══ Text under study
Sergei Ponomaryov

Personal information
- Full name: Sergei Viktorovich Ponomaryov
- Date of birth: 5 June 1953 (age 71)
- Height: 1.75 m (5 ft 9 in)
- Position(s): Defender/Midfielder

Senior career*
- Years: Team / Apps / (Gls)
- 1971: FC Kuban Krasnodar / 3 / (0)
- 1972–1978: PFC Spartak Nalchik / 133 / (1)

Managerial career
- 1987–1990: PFC Spartak Nalchik (assistant)
- 1991: FC Etalon Baksan (assistant)
- 1992–1996: FC Kavkazkabel Prokhladny
- 2000: PFC Spartak Nalchik (assistant)
- 2000: PFC Spartak Nalchik
- 2002: FC Druzhba Maykop (assistant)
- 2003: FC Kavkazkabel Prokhladny
- 2004: FC Torpedo Volzhsky
- 2006–2008: FC Kavkaztransgaz-2005 Ryzdvyany
- 2009: FC Mashuk-KMV Pyatigorsk
- 2009–2011: FC Kavkaztransgaz-2005 Ryzdvyany

= Sergei Ponomaryov =

Russian footballer and coach

Sergei Viktorovich Ponomaryov (Серге́й Викторович Пономарёв; born 5 June 1953) is a Russian professional football coach and a former player.

==Club career==
As a player, he made his professional debut in the Soviet Second League in 1972 for FC Kuban Krasnodar.
════
══ Entries shown
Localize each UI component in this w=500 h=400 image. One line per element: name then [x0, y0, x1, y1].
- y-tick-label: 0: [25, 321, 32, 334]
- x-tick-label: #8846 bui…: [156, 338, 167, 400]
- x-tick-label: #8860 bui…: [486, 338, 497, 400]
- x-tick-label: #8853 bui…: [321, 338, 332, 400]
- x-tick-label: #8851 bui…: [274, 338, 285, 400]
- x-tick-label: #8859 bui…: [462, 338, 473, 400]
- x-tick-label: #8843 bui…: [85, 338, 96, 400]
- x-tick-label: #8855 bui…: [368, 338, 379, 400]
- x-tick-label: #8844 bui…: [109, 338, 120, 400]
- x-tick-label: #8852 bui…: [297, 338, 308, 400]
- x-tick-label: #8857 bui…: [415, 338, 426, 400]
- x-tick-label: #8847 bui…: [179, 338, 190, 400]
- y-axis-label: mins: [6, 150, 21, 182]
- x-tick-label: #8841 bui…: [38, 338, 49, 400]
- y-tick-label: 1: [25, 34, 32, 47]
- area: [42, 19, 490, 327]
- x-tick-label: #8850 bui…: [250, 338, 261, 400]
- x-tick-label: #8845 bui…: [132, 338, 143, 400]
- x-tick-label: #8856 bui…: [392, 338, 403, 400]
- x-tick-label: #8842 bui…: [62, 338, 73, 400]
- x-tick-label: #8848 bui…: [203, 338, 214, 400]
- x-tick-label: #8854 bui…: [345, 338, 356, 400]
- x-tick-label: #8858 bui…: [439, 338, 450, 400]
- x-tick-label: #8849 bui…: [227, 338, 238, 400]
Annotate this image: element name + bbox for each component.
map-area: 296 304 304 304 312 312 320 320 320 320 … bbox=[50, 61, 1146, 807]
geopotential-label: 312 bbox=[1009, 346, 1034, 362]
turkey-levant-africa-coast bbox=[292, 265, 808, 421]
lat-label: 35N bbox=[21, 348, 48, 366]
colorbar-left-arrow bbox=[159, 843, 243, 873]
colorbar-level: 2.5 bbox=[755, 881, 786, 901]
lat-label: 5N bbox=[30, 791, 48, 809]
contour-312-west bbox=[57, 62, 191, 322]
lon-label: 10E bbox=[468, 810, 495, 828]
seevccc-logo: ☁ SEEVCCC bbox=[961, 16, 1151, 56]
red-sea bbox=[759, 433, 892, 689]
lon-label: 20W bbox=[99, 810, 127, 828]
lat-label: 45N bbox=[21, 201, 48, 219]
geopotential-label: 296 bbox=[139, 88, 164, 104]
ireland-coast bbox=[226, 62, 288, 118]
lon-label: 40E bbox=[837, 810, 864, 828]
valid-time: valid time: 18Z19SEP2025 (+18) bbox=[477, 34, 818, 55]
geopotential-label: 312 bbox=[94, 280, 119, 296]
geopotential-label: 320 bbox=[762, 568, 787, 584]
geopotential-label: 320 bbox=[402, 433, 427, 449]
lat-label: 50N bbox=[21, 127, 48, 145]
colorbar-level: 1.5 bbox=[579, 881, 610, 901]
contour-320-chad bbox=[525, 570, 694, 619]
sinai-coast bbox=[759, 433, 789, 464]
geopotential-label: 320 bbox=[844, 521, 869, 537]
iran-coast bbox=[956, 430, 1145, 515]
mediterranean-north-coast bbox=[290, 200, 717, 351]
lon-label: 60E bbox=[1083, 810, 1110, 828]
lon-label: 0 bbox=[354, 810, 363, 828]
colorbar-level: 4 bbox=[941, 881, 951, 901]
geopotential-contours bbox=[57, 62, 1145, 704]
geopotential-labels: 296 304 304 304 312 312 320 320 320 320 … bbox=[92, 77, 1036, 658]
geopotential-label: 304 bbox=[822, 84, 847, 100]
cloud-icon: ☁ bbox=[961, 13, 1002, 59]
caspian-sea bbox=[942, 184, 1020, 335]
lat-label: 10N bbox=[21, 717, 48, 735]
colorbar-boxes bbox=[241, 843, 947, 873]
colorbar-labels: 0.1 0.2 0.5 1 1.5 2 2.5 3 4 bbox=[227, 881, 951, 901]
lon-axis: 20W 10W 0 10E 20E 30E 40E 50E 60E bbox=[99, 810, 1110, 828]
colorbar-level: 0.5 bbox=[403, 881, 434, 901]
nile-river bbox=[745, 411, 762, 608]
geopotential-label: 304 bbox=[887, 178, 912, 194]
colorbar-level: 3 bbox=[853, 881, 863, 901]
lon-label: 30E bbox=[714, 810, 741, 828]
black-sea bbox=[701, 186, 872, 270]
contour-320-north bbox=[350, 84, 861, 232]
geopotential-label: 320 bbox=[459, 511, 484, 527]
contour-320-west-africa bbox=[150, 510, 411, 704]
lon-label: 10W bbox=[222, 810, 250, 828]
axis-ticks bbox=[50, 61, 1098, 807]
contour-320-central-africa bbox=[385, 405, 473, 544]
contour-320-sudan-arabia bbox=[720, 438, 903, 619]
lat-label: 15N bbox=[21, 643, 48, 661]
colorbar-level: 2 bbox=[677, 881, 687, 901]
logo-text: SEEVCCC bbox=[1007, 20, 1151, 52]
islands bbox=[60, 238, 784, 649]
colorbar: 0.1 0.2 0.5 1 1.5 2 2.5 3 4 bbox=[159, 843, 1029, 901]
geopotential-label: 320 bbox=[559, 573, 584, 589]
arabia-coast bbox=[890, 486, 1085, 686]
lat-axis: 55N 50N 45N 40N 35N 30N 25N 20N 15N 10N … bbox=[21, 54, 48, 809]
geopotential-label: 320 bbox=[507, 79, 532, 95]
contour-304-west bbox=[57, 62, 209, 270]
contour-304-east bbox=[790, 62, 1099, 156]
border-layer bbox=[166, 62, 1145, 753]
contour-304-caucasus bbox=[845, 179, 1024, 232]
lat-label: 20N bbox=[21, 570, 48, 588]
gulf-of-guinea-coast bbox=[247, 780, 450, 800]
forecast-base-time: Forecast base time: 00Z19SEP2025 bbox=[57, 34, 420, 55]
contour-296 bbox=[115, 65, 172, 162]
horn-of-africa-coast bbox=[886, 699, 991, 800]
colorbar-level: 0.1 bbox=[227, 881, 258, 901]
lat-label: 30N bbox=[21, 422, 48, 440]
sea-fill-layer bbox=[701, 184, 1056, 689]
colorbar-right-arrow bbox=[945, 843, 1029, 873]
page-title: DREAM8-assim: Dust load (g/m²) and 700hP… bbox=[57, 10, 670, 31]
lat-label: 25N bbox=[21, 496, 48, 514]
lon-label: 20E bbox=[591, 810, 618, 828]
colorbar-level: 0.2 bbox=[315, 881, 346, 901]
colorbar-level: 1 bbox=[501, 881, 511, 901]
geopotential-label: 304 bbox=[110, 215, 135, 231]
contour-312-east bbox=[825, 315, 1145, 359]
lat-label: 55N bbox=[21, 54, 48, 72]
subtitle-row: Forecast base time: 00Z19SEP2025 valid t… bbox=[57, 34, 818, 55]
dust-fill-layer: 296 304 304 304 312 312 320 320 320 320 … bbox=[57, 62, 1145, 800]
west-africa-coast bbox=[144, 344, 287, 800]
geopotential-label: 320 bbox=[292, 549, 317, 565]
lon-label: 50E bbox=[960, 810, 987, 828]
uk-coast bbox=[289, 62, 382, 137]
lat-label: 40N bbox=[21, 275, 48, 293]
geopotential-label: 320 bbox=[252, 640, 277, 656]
════
## Directions
Print the stretch of the Sergei Ponomaryov page from "- Position(s): Defender/Midfielder" through "2000: PFC Spartak Nalchik (assistant)" with no changes.

## Problem solution
- Position(s): Defender/Midfielder

Senior career*
- Years: Team / Apps / (Gls)
- 1971: FC Kuban Krasnodar / 3 / (0)
- 1972–1978: PFC Spartak Nalchik / 133 / (1)

Managerial career
- 1987–1990: PFC Spartak Nalchik (assistant)
- 1991: FC Etalon Baksan (assistant)
- 1992–1996: FC Kavkazkabel Prokhladny
- 2000: PFC Spartak Nalchik (assistant)